### Problem:
Transcribe the records in their entirety, exactly as given.

### Exercise material:
+ + + + + + +

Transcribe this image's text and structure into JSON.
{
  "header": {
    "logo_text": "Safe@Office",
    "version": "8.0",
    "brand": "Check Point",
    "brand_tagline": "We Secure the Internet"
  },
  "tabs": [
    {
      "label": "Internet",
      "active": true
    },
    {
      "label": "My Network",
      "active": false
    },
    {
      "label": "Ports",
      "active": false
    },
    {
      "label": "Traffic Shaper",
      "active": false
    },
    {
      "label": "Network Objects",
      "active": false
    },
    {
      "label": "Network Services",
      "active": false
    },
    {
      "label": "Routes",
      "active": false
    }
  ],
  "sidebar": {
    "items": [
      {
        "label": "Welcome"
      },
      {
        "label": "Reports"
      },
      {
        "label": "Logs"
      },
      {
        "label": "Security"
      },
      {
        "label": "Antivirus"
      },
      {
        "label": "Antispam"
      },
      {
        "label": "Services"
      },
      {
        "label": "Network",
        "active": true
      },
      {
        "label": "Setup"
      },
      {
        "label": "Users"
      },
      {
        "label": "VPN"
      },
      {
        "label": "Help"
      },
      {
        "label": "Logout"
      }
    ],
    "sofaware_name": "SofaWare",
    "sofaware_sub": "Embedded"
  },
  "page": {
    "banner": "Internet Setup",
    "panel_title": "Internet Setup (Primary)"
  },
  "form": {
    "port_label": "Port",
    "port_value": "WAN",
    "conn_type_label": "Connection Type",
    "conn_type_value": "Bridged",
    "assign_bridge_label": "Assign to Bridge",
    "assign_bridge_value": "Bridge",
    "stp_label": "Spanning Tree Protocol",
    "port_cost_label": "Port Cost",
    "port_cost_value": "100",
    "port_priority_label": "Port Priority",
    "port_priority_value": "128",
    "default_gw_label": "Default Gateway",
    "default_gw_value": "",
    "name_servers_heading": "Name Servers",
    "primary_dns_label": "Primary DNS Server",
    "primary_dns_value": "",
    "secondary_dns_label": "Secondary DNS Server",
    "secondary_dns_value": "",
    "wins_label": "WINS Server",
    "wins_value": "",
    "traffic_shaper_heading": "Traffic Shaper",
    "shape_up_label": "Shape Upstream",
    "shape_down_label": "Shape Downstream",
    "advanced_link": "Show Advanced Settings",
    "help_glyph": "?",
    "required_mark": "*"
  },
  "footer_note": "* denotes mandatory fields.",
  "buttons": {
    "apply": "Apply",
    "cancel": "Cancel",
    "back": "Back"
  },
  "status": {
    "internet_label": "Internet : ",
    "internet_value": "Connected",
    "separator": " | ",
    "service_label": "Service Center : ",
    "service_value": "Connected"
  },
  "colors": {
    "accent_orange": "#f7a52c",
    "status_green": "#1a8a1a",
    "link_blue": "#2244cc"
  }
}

+ + + + + + +

### Answer to the problem:
Transcribe this image's text and structure into JSON.
{
  "header": {
    "logo_text": "Safe@Office",
    "version": "8.0",
    "brand": "Check Point",
    "brand_tagline": "We Secure the Internet"
  },
  "tabs": [
    {
      "label": "Internet",
      "active": true
    },
    {
      "label": "My Network",
      "active": false
    },
    {
      "label": "Ports",
      "active": false
    },
    {
      "label": "Traffic Shaper",
      "active": false
    },
    {
      "label": "Network Objects",
      "active": false
    },
    {
      "label": "Network Services",
      "active": false
    },
    {
      "label": "Routes",
      "active": false
    }
  ],
  "sidebar": {
    "items": [
      {
        "label": "Welcome"
      },
      {
        "label": "Reports"
      },
      {
        "label": "Logs"
      },
      {
        "label": "Security"
      },
      {
        "label": "Antivirus"
      },
      {
        "label": "Antispam"
      },
      {
        "label": "Services"
      },
      {
        "label": "Network",
        "active": true
      },
      {
        "label": "Setup"
      },
      {
        "label": "Users"
      },
      {
        "label": "VPN"
      },
      {
        "label": "Help"
      },
      {
        "label": "Logout"
      }
    ],
    "sofaware_name": "SofaWare",
    "sofaware_sub": "Embedded"
  },
  "page": {
    "banner": "Internet Setup",
    "panel_title": "Internet Setup (Primary)"
  },
  "form": {
    "port_label": "Port",
    "port_value": "WAN",
    "conn_type_label": "Connection Type",
    "conn_type_value": "Bridged",
    "assign_bridge_label": "Assign to Bridge",
    "assign_bridge_value": "Bridge",
    "stp_label": "Spanning Tree Protocol",
    "port_cost_label": "Port Cost",
    "port_cost_value": "100",
    "port_priority_label": "Port Priority",
    "port_priority_value": "128",
    "default_gw_label": "Default Gateway",
    "default_gw_value": "",
    "name_servers_heading": "Name Servers",
    "primary_dns_label": "Primary DNS Server",
    "primary_dns_value": "",
    "secondary_dns_label": "Secondary DNS Server",
    "secondary_dns_value": "",
    "wins_label": "WINS Server",
    "wins_value": "",
    "traffic_shaper_heading": "Traffic Shaper",
    "shape_up_label": "Shape Upstream",
    "shape_down_label": "Shape Downstream",
    "advanced_link": "Show Advanced Settings",
    "help_glyph": "?",
    "required_mark": "*"
  },
  "footer_note": "* denotes mandatory fields.",
  "buttons": {
    "apply": "Apply",
    "cancel": "Cancel",
    "back": "Back"
  },
  "status": {
    "internet_label": "Internet : ",
    "internet_value": "Connected",
    "separator": " | ",
    "service_label": "Service Center : ",
    "service_value": "Connected"
  },
  "colors": {
    "accent_orange": "#f7a52c",
    "status_green": "#1a8a1a",
    "link_blue": "#2244cc"
  }
}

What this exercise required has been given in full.